▶ _Testo_

%%

A Bolzano torna sul tavolo della politica la possibile nomina di un city manager, una figura tecnica che dovrebbe coordinare la macchina amministrativa e affiancare il sindaco Claudio Corrarati.
L’ipotesi è stata rilanciata dal vicesindaco Stephan Konder e, come riporta il giornale Corriere dell’Alto Adige nell’edizione di stamani, la figura del direttore generale è già prevista dall’accordo di coalizione. Secondo Konder, se il Comune ritiene necessario un city manager, è meglio procedere in tempi brevi, così da consentire al nuovo dirigente di entrare gradualmente nel ruolo.
Il tema torna d’attualità anche dopo l’infarto che ha colpito Corrarati nella notte tra il 30 e il 31 luglio. Il sindaco, attualmente in fase di recupero, dovrebbe rientrare in Municipio il 25 agosto, proprio quando riprenderanno anche i lavori del Consiglio comunale. Konder però precisa che la proposta non sarebbe legata esclusivamente alle condizioni di salute del primo cittadino.

%%

▶ _Righe fornite_
%%

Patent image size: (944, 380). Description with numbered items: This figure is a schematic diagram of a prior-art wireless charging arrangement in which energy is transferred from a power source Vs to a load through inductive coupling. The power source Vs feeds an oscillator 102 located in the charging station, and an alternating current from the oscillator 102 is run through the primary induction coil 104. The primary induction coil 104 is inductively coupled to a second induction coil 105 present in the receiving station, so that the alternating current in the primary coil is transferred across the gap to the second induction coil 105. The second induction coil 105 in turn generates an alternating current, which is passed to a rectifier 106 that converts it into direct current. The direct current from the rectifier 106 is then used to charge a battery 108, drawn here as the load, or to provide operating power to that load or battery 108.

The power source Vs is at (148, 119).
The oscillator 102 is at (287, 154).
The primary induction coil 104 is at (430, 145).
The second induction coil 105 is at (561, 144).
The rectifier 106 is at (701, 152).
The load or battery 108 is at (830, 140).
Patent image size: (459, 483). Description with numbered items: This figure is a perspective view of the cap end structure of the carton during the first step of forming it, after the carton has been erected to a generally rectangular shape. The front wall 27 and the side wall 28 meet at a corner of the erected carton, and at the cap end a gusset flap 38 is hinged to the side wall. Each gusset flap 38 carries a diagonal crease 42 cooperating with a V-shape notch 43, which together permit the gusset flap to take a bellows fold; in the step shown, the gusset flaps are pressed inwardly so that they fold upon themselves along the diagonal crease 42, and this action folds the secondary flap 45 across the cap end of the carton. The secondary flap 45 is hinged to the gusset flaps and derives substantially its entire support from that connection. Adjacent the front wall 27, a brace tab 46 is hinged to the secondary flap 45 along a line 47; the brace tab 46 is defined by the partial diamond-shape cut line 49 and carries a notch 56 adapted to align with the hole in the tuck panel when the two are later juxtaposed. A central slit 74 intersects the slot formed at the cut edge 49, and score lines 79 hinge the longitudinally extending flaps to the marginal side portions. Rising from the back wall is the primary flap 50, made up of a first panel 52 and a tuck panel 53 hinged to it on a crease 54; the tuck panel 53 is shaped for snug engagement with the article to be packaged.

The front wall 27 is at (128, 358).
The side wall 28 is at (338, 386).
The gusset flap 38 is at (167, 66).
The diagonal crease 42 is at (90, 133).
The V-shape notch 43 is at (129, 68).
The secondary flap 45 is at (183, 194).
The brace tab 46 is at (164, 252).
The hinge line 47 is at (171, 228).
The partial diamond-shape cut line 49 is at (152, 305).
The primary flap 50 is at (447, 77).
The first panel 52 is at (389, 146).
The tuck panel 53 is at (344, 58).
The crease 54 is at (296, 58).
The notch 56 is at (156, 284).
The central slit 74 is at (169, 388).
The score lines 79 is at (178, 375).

%%

▶ _Cosa fare_
#1 Ripeti il passo dell'articolo sul city manager di Bolzano che comincia con "Il tema torna" e prosegue fino a "del primo cittadino.".
#2 Secondo l'articolo sul city manager di Bolzano, in quale giorno il sindaco Corrarati dovrebbe rientrare in Municipio?
#3 Riscrivi in forma più breve il paragrafo dell'articolo sul city manager di Bolzano che inizia con "Il tema torna d’attualità", mantenendone i fatti principali.
Le righe non hanno alcun ruolo in questo lavoro.

▶ _Risposte ai compiti_
#1
Il tema torna d’attualità anche dopo l’infarto che ha colpito Corrarati nella notte tra il 30 e il 31 luglio. Il sindaco, attualmente in fase di recupero, dovrebbe rientrare in Municipio il 25 agosto, proprio quando riprenderanno anche i lavori del Consiglio comunale. Konder però precisa che la proposta non sarebbe legata esclusivamente alle condizioni di salute del primo cittadino.

#2 Il 25 agosto.

#3 Il tema si ripropone dopo l'infarto che ha colpito Corrarati nella notte tra il 30 e il 31 luglio. Il sindaco, ora in fase di recupero, dovrebbe tornare in Municipio il 25 agosto, quando riprenderanno anche i lavori del Consiglio comunale. Konder precisa però che la proposta non sarebbe legata soltanto alla salute del sindaco.